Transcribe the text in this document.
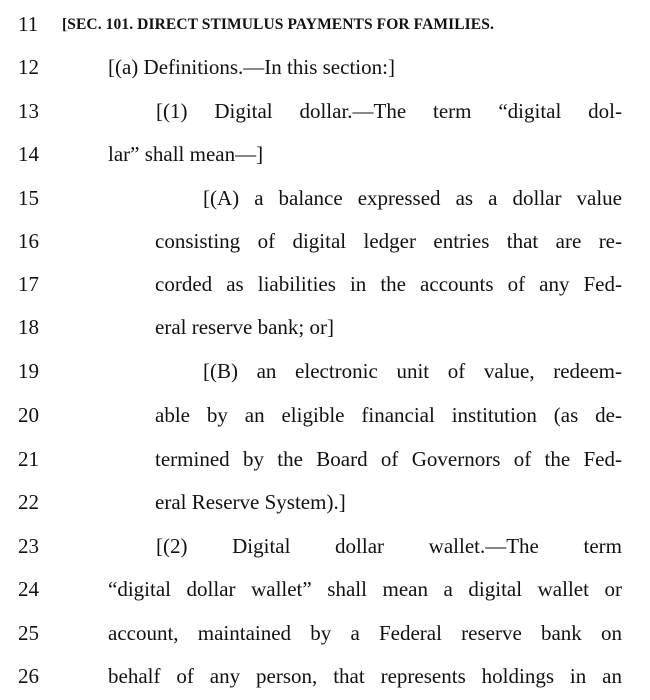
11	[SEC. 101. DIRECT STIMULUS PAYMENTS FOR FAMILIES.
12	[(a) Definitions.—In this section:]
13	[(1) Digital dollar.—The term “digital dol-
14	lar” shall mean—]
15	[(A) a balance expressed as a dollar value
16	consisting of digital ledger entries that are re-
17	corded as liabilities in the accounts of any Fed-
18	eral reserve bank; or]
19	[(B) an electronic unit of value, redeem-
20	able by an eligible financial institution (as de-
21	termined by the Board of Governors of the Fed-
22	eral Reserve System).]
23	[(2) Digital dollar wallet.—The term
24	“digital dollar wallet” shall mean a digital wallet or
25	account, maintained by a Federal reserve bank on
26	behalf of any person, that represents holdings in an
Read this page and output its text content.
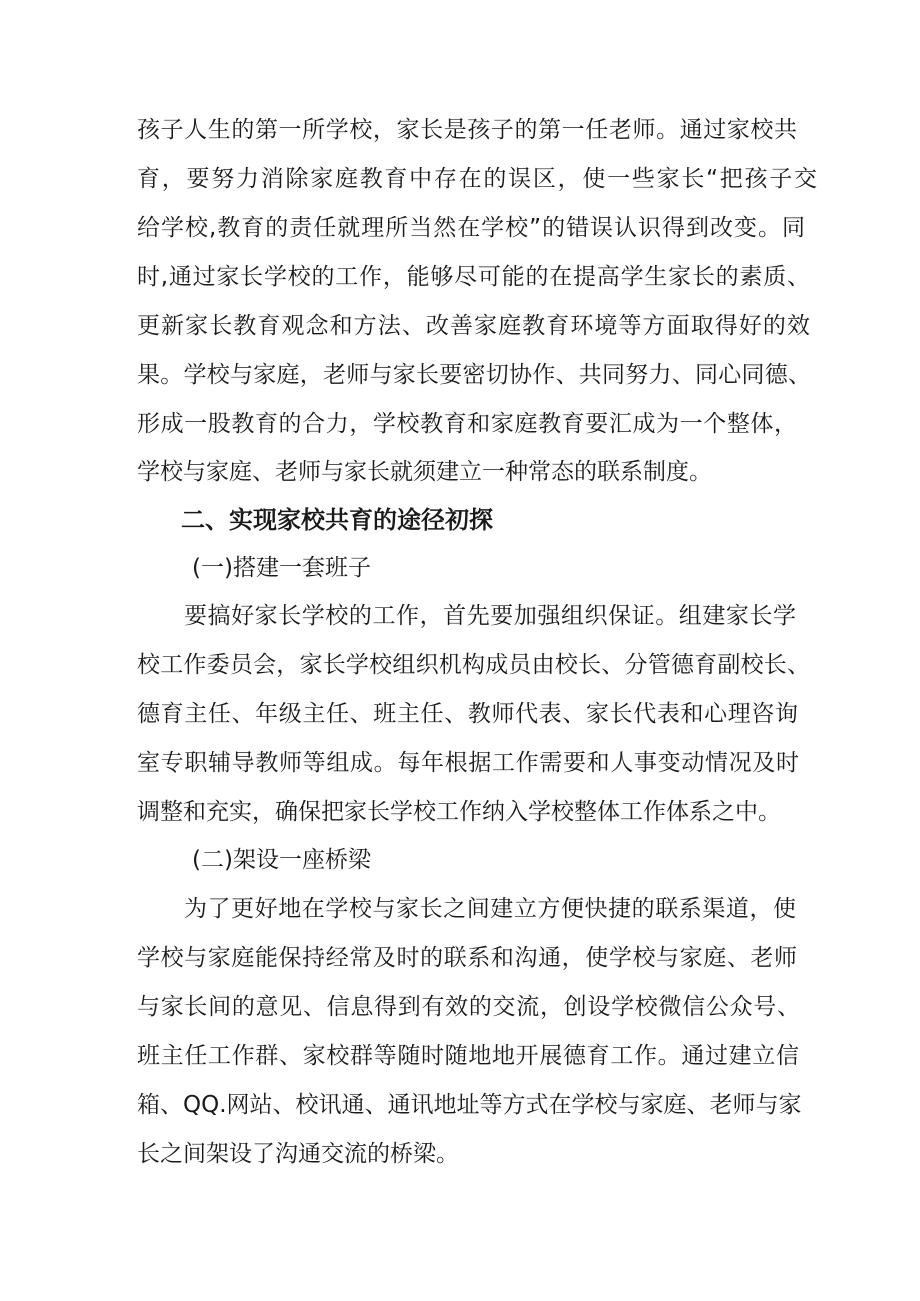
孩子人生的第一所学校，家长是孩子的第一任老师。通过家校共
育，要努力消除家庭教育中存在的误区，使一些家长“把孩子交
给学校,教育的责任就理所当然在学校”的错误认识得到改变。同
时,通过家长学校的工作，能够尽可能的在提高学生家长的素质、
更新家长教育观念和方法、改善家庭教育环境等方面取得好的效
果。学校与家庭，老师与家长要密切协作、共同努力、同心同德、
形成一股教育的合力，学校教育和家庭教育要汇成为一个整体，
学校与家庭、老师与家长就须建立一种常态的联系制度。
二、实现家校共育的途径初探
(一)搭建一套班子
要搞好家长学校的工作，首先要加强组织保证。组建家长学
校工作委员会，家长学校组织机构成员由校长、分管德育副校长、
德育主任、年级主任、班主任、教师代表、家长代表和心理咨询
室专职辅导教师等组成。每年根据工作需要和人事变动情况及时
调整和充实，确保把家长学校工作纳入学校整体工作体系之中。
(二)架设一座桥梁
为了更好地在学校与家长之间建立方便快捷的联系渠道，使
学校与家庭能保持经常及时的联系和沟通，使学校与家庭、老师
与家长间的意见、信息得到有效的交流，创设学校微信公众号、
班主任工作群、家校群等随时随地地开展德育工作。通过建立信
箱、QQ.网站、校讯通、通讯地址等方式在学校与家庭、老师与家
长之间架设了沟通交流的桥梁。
· · · ·
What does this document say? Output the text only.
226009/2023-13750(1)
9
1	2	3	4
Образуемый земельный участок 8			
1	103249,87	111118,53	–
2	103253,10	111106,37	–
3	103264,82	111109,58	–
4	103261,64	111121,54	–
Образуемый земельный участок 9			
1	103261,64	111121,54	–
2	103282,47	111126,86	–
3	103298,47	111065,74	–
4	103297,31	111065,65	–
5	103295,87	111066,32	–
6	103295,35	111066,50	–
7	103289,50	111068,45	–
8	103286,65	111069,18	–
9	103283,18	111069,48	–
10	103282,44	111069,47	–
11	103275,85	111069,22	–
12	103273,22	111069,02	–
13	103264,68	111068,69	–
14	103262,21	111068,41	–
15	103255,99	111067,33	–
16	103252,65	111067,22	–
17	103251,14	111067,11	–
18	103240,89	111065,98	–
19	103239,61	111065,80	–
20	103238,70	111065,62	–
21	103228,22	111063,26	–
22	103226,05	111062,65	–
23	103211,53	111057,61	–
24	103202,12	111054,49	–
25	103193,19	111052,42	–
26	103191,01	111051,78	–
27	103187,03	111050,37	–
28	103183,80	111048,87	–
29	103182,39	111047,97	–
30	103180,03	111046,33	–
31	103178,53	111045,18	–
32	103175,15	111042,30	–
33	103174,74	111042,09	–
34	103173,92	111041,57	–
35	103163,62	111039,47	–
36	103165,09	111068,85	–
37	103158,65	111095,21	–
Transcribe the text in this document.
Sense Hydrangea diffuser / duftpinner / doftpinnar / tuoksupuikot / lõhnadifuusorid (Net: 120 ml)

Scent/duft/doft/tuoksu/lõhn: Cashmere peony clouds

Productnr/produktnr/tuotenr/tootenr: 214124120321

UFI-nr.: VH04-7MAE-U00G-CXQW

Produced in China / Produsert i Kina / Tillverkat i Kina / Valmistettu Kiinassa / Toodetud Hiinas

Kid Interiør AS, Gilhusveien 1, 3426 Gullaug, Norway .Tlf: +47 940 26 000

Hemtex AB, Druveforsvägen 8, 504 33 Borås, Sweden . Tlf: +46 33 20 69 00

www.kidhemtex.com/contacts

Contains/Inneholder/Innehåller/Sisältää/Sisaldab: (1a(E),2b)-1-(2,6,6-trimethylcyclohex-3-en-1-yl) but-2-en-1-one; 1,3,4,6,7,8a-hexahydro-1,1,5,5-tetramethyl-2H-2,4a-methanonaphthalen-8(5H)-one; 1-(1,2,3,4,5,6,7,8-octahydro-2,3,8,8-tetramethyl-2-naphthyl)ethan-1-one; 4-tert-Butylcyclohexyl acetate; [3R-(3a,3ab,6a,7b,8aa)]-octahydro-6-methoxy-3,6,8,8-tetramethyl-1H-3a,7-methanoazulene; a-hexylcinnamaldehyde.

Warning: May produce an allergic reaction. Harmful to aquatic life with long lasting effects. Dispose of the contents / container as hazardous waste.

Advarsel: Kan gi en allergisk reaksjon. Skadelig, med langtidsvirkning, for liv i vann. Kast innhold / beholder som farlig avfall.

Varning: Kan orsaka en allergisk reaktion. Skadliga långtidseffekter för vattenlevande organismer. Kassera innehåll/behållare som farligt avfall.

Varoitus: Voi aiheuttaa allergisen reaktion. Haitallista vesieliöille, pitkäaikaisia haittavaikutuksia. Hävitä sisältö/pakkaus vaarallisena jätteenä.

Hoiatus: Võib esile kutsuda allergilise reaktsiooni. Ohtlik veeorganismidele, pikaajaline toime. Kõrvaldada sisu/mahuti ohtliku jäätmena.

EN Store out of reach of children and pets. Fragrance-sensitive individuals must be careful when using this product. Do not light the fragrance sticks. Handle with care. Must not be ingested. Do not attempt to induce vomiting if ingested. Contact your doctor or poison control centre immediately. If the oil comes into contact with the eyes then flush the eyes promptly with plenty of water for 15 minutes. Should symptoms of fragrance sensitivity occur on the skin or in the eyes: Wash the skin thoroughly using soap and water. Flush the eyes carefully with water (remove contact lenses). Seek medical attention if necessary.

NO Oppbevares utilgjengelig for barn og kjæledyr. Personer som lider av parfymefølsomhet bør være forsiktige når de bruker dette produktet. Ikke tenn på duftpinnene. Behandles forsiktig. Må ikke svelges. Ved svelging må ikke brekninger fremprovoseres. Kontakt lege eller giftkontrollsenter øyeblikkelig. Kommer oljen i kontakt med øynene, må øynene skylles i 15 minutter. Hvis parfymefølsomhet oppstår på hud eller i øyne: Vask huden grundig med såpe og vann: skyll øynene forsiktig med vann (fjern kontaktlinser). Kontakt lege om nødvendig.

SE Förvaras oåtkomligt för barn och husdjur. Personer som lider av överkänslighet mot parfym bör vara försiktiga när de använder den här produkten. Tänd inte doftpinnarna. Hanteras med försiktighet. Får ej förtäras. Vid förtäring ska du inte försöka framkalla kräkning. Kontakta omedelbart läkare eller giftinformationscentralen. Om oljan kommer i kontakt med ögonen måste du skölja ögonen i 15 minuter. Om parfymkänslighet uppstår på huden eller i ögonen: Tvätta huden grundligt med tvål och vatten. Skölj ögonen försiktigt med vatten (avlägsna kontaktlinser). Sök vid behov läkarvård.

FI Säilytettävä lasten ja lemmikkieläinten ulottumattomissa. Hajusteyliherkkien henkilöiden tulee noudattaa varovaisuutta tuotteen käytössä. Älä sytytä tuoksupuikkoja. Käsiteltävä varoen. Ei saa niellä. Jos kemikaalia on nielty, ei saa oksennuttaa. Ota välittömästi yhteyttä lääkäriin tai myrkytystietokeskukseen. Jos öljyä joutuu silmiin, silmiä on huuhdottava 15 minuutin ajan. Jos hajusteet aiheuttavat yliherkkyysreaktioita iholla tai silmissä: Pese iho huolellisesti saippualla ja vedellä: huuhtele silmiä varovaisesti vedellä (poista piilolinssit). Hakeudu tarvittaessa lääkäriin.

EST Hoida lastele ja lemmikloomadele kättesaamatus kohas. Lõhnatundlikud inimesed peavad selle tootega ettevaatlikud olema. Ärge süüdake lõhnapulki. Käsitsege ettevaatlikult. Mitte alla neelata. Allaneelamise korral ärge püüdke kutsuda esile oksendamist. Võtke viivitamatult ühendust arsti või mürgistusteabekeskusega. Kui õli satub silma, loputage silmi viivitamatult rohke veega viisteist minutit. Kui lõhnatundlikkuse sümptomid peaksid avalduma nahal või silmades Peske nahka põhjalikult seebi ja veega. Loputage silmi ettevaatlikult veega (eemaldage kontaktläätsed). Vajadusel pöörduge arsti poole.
· · · ·
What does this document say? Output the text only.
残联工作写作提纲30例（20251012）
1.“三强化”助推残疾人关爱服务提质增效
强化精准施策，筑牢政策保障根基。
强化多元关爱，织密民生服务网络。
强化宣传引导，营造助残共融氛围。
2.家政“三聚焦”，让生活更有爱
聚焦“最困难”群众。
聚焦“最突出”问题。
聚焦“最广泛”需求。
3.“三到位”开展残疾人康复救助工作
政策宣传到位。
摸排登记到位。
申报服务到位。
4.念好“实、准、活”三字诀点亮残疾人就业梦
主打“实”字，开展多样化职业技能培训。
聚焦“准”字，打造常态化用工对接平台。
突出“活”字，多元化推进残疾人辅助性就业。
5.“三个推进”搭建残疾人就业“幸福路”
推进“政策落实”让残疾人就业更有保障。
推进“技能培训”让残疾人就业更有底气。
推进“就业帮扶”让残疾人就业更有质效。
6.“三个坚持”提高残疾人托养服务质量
· · · ·
**REQUIRED TASK**
Extract every line from the records above that contains the word "участок".

**TASK SOLUTION**
Образуемый земельный участок 8			
Образуемый земельный участок 9			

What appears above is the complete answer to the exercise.